Give the lines of the listing below as a numbered list without the blank lines, starting at its first line and stopping after the line that contains "The center of pendular oscillation O2".

---- Stored records

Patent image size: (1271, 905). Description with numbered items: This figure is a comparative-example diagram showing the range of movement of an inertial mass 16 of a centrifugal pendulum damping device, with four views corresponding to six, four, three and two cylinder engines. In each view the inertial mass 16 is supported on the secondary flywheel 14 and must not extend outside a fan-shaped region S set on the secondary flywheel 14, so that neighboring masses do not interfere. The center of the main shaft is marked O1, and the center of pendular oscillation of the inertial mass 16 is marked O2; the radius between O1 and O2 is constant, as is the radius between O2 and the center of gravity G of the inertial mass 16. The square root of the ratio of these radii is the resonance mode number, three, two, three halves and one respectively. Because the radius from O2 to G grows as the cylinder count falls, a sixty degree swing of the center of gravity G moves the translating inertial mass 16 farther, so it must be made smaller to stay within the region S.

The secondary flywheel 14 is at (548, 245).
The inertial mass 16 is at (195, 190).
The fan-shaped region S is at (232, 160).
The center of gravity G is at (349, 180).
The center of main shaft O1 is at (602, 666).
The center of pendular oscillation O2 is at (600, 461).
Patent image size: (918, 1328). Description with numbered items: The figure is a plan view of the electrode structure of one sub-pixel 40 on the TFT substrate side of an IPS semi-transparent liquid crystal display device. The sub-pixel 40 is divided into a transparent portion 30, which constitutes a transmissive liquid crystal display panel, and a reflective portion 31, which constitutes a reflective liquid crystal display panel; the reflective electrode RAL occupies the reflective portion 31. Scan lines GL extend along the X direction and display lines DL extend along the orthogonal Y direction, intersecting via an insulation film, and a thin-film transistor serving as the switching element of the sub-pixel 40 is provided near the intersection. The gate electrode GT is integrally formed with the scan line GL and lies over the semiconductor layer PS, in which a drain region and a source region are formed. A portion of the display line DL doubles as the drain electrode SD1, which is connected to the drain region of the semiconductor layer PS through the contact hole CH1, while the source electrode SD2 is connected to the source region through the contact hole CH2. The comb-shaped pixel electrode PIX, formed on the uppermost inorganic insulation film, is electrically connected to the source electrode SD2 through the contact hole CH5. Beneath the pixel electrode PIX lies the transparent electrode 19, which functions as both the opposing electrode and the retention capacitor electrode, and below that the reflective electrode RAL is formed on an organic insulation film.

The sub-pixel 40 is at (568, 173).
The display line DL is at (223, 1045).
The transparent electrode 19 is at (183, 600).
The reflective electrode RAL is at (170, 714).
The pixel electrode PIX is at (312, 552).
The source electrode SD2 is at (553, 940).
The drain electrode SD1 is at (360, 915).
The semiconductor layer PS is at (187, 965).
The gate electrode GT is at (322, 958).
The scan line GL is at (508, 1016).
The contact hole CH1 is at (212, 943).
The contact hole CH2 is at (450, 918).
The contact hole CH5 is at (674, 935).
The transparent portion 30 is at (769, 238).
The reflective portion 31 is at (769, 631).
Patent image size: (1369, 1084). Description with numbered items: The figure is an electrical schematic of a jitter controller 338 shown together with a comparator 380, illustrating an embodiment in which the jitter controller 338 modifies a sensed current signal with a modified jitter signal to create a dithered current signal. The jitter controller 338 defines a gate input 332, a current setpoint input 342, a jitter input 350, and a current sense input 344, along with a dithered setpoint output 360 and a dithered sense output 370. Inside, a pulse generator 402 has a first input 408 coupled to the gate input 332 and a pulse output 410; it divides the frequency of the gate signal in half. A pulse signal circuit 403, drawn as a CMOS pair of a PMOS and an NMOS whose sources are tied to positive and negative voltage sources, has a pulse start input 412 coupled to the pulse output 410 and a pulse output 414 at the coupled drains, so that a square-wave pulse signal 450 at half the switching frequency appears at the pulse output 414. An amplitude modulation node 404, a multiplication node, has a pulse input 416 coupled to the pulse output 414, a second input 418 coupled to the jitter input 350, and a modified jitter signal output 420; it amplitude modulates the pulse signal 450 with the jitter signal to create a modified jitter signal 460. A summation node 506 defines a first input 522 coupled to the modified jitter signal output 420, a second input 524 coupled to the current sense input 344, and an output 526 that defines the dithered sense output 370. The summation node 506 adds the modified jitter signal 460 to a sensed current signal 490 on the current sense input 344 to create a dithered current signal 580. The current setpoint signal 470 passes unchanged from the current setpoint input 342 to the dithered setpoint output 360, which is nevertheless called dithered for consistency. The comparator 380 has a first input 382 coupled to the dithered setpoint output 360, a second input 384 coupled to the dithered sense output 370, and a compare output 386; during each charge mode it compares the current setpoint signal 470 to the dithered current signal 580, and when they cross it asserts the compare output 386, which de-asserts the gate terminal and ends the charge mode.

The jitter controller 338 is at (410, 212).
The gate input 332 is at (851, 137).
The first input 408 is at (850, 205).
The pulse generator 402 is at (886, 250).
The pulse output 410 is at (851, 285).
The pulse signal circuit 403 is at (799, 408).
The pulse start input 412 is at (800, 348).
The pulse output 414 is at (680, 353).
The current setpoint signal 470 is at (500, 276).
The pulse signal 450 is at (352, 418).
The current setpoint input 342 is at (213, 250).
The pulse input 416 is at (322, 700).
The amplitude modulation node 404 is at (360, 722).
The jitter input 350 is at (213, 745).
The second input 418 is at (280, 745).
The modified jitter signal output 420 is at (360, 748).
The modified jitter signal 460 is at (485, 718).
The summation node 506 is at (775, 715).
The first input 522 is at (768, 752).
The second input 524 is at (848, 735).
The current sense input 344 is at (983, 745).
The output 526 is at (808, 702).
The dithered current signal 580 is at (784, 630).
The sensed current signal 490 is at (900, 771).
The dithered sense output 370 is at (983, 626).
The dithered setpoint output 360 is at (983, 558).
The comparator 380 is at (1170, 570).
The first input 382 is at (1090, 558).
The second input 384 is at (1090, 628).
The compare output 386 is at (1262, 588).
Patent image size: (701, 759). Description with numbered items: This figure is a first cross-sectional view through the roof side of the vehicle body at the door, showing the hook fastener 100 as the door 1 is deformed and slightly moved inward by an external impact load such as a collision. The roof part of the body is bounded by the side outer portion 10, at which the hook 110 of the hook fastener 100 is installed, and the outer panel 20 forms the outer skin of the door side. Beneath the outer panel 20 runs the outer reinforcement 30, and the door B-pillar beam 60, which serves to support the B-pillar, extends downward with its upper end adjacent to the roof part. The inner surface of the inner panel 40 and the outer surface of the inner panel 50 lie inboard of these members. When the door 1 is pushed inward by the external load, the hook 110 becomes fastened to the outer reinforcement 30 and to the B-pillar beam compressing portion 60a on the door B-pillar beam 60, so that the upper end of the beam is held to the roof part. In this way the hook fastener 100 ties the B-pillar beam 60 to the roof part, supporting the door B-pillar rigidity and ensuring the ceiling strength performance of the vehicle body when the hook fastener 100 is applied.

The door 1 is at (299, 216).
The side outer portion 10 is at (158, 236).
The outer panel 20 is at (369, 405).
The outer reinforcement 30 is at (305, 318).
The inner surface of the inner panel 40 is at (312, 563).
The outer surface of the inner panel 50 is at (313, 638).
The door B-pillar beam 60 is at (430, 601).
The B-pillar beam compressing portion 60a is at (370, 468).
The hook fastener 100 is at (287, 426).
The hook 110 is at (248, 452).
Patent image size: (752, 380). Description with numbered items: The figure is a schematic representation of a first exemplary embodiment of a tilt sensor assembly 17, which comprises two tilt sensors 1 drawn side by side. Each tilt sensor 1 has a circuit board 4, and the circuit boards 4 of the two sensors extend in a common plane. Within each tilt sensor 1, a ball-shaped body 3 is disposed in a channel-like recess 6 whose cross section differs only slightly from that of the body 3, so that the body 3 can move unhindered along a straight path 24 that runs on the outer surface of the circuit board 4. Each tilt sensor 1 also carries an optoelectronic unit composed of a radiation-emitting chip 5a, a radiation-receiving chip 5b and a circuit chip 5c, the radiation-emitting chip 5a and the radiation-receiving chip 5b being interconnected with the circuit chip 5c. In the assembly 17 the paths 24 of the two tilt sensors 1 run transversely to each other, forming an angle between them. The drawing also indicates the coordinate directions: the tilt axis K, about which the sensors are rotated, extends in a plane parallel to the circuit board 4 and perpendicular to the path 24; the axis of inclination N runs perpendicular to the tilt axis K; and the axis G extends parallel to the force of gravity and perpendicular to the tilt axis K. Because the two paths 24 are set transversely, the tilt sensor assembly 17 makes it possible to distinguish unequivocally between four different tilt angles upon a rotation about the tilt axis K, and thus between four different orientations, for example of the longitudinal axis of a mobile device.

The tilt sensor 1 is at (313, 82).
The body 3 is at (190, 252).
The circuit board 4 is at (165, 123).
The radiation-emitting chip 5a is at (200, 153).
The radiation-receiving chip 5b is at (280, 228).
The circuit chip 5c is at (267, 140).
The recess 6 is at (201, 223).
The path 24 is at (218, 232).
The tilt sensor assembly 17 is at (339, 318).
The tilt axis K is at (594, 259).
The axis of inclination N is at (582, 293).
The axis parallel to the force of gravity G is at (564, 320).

--------

_Full answer:_
1. Patent image size: (1271, 905). Description with numbered items: This figure is a comparative-example diagram showing the range of movement of an inertial mass 16 of a centrifugal pendulum damping device, with four views corresponding to six, four, three and two cylinder engines. In each view the inertial mass 16 is supported on the secondary flywheel 14 and must not extend outside a fan-shaped region S set on the secondary flywheel 14, so that neighboring masses do not interfere. The center of the main shaft is marked O1, and the center of pendular oscillation of the inertial mass 16 is marked O2; the radius between O1 and O2 is constant, as is the radius between O2 and the center of gravity G of the inertial mass 16. The square root of the ratio of these radii is the resonance mode number, three, two, three halves and one respectively. Because the radius from O2 to G grows as the cylinder count falls, a sixty degree swing of the center of gravity G moves the translating inertial mass 16 farther, so it must be made smaller to stay within the region S.
2. The secondary flywheel 14 is at (548, 245).
3. The inertial mass 16 is at (195, 190).
4. The fan-shaped region S is at (232, 160).
5. The center of gravity G is at (349, 180).
6. The center of main shaft O1 is at (602, 666).
7. The center of pendular oscillation O2 is at (600, 461).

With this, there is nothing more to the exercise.